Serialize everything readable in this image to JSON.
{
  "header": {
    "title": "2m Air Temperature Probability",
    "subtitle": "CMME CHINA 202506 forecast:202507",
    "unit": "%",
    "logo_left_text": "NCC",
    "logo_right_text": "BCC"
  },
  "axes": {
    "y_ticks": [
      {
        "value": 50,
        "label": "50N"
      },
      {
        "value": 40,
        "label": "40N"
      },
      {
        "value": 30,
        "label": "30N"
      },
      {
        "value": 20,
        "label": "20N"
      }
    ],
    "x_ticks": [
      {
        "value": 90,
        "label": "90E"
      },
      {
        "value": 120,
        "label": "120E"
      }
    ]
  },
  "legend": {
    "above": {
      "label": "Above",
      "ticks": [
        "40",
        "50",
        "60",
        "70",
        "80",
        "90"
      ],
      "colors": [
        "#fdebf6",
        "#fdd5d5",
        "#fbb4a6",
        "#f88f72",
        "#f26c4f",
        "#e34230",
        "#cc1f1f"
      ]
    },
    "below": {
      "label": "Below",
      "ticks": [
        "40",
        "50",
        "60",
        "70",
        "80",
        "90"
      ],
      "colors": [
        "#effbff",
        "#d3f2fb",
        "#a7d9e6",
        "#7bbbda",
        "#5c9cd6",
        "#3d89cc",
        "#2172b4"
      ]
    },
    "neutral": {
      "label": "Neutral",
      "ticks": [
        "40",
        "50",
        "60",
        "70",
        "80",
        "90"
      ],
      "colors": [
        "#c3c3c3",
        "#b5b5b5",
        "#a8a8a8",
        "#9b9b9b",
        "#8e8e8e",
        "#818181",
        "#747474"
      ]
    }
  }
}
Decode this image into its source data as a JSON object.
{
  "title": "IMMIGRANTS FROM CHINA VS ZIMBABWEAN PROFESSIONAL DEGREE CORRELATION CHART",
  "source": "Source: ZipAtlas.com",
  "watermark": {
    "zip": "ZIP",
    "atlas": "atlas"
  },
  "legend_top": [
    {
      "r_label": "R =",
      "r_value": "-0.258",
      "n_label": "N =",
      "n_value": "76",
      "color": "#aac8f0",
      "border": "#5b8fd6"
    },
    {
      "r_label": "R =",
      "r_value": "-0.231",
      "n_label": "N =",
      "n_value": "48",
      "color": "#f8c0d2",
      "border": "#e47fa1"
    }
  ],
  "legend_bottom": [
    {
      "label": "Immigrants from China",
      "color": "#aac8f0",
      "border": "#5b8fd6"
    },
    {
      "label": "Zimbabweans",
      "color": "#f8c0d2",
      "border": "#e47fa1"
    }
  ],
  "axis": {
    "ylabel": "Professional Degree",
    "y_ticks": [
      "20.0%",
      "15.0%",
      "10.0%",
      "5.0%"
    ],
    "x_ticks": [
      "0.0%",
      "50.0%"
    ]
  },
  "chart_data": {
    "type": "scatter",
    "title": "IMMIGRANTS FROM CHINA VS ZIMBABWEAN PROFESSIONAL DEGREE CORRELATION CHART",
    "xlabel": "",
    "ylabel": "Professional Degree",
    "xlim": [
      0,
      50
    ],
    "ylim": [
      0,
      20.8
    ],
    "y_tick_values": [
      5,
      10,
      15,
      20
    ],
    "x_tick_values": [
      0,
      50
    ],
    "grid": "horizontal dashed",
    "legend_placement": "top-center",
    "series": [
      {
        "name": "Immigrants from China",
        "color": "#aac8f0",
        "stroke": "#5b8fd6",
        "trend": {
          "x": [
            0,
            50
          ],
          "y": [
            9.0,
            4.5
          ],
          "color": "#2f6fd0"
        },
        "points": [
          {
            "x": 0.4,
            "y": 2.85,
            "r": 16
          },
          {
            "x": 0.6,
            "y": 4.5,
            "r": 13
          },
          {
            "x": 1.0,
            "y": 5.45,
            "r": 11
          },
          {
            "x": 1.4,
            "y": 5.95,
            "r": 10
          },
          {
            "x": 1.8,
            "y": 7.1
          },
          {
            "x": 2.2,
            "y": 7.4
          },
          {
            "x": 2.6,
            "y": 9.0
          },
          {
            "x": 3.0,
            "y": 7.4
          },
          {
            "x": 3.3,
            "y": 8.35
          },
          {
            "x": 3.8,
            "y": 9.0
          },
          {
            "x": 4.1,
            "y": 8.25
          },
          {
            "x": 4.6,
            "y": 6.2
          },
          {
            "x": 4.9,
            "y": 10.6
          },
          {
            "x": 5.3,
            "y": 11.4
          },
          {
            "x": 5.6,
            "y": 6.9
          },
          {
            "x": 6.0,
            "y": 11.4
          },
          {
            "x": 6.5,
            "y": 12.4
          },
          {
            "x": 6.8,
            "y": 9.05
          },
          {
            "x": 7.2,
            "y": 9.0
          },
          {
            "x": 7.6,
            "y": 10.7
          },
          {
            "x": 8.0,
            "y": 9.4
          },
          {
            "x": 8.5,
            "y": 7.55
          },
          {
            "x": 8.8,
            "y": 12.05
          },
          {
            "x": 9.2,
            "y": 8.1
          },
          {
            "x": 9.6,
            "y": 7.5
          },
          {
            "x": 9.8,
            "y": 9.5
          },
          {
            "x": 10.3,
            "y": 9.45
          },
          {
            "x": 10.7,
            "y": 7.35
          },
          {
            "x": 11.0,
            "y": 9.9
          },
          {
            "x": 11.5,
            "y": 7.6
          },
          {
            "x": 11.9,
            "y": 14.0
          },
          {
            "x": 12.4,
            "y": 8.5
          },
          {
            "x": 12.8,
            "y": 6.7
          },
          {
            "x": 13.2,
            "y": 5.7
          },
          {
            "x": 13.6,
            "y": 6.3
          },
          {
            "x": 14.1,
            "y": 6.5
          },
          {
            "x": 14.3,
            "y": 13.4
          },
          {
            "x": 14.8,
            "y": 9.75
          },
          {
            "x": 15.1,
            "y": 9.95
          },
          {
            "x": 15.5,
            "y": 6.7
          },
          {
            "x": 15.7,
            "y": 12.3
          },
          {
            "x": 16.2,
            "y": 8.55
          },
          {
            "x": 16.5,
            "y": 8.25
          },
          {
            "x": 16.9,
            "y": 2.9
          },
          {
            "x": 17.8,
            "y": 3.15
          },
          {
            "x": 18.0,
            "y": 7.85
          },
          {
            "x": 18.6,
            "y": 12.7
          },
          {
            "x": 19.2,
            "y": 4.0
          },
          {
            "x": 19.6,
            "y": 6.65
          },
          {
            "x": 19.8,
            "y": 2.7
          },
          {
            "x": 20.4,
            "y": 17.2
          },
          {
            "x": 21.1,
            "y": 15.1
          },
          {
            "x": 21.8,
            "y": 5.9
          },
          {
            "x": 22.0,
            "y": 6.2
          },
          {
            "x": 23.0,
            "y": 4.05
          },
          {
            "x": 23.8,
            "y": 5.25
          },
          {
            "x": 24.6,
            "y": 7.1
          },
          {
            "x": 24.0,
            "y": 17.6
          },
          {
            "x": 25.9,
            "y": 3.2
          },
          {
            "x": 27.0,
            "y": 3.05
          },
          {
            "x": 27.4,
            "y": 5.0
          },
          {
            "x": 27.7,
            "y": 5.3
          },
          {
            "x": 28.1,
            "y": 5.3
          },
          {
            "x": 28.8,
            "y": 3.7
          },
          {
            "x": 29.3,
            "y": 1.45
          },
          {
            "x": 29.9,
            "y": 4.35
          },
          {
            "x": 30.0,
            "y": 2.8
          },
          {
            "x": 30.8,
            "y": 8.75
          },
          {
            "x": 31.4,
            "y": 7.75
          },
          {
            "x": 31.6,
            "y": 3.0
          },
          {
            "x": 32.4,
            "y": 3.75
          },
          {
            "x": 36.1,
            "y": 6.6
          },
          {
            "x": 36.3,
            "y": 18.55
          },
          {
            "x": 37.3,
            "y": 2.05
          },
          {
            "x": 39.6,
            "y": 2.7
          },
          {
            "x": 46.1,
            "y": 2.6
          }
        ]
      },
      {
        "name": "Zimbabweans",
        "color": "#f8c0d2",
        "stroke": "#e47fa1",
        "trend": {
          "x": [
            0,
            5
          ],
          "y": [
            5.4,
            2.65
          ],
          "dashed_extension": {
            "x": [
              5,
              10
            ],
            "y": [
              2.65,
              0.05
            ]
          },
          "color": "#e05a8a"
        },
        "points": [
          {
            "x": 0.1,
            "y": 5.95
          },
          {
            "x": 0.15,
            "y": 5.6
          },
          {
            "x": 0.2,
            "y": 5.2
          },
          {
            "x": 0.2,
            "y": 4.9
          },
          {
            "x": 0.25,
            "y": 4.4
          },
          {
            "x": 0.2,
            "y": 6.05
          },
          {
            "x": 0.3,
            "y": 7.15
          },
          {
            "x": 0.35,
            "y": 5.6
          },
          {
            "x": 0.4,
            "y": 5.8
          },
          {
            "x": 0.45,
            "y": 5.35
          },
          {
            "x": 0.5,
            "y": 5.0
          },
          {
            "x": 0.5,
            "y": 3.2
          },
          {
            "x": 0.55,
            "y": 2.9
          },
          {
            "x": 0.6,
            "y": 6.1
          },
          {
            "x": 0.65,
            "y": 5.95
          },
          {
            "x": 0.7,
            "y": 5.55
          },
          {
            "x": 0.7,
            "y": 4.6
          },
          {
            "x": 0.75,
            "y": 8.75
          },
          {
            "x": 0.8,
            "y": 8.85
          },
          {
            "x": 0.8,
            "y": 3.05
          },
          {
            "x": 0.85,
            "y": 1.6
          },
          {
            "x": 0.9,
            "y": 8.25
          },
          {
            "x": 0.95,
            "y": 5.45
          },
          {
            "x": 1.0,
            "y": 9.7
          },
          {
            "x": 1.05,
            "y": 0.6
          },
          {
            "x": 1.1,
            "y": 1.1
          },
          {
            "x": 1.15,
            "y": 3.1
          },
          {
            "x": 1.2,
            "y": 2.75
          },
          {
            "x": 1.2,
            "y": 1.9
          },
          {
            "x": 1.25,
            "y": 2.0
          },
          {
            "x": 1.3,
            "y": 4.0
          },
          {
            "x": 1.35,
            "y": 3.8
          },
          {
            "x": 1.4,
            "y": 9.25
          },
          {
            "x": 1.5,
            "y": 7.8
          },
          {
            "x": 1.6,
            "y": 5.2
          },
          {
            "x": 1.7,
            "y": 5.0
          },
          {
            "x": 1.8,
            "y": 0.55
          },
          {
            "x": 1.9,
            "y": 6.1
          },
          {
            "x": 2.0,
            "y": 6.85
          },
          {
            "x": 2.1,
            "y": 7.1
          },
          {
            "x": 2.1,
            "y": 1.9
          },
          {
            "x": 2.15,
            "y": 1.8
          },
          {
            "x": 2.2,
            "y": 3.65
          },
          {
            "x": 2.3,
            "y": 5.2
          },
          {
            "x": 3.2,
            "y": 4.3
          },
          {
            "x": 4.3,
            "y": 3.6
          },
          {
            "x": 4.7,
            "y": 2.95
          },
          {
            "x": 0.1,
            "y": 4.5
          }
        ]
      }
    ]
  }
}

= = =

• _WHAT THIS TASK INVOLVES_: List all lines above in which the string "Zimbabweans" appears.

• _FINISHED ANSWER_:
      "label": "Zimbabweans",
        "name": "Zimbabweans",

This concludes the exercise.